> Exercise brief:
Copy everything in the listing below word for word, apart from any images.

+--

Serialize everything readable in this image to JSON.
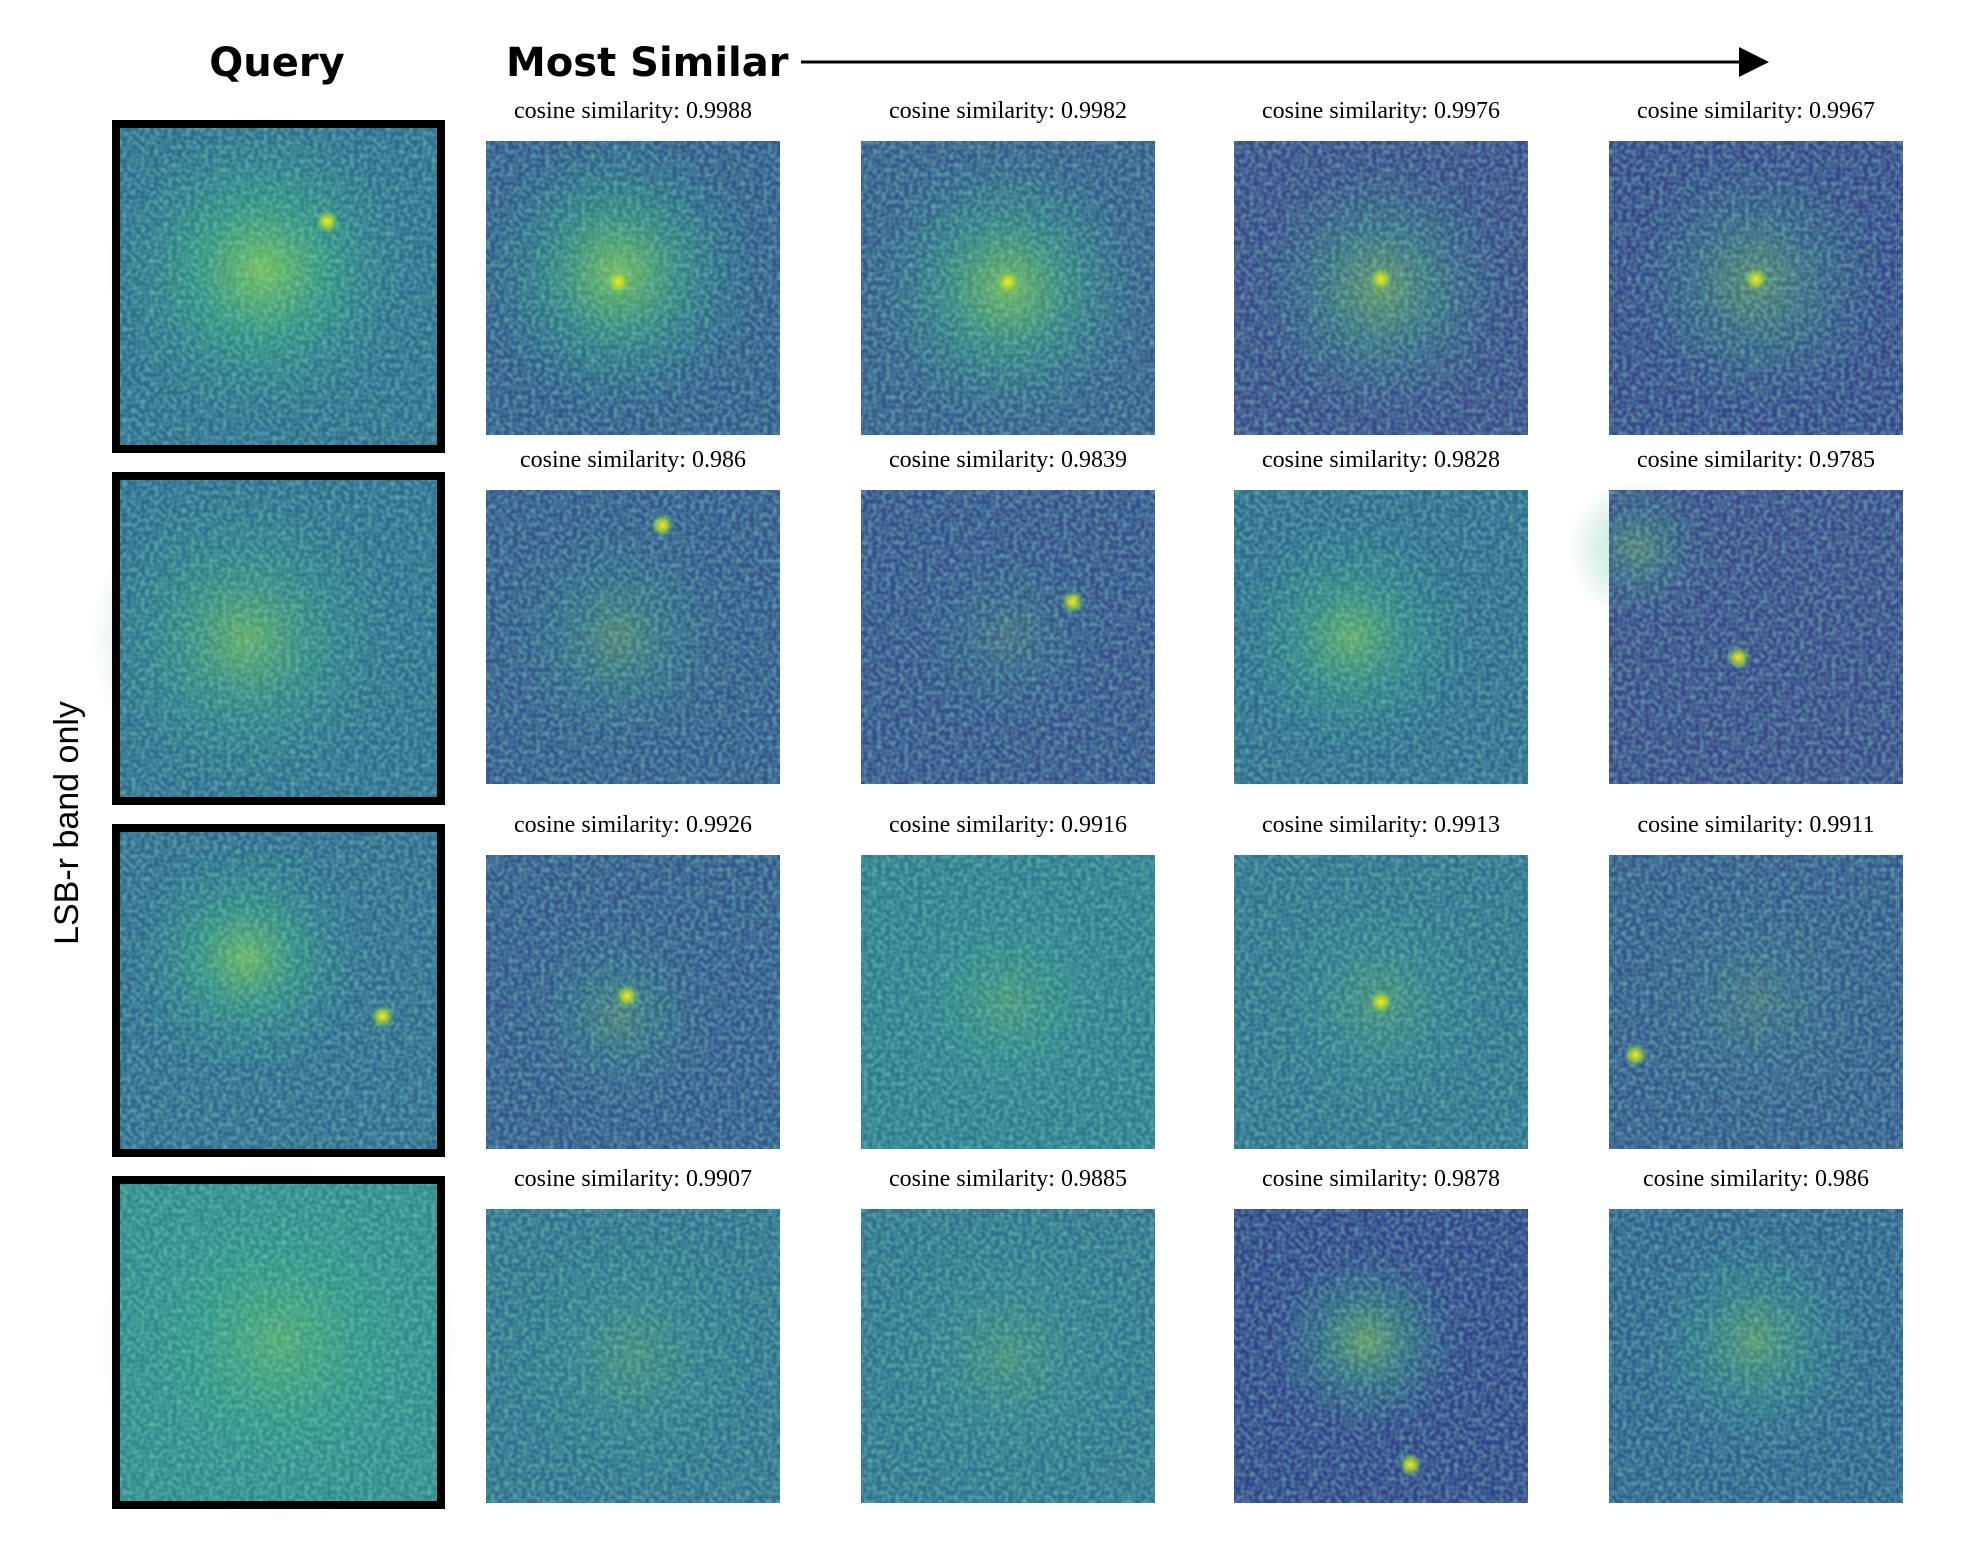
{
  "header": {
    "query": "Query",
    "most_similar": "Most Similar"
  },
  "side_label": "LSB-r band only",
  "rows": [
    {
      "captions": [
        "cosine similarity: 0.9988",
        "cosine similarity: 0.9982",
        "cosine similarity: 0.9976",
        "cosine similarity: 0.9967"
      ]
    },
    {
      "captions": [
        "cosine similarity: 0.986",
        "cosine similarity: 0.9839",
        "cosine similarity: 0.9828",
        "cosine similarity: 0.9785"
      ]
    },
    {
      "captions": [
        "cosine similarity: 0.9926",
        "cosine similarity: 0.9916",
        "cosine similarity: 0.9913",
        "cosine similarity: 0.9911"
      ]
    },
    {
      "captions": [
        "cosine similarity: 0.9907",
        "cosine similarity: 0.9885",
        "cosine similarity: 0.9878",
        "cosine similarity: 0.986"
      ]
    }
  ]
}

+--

> Output of the exercise:
Serialize everything readable in this image to JSON.
{
  "header": {
    "query": "Query",
    "most_similar": "Most Similar"
  },
  "side_label": "LSB-r band only",
  "rows": [
    {
      "captions": [
        "cosine similarity: 0.9988",
        "cosine similarity: 0.9982",
        "cosine similarity: 0.9976",
        "cosine similarity: 0.9967"
      ]
    },
    {
      "captions": [
        "cosine similarity: 0.986",
        "cosine similarity: 0.9839",
        "cosine similarity: 0.9828",
        "cosine similarity: 0.9785"
      ]
    },
    {
      "captions": [
        "cosine similarity: 0.9926",
        "cosine similarity: 0.9916",
        "cosine similarity: 0.9913",
        "cosine similarity: 0.9911"
      ]
    },
    {
      "captions": [
        "cosine similarity: 0.9907",
        "cosine similarity: 0.9885",
        "cosine similarity: 0.9878",
        "cosine similarity: 0.986"
      ]
    }
  ]
}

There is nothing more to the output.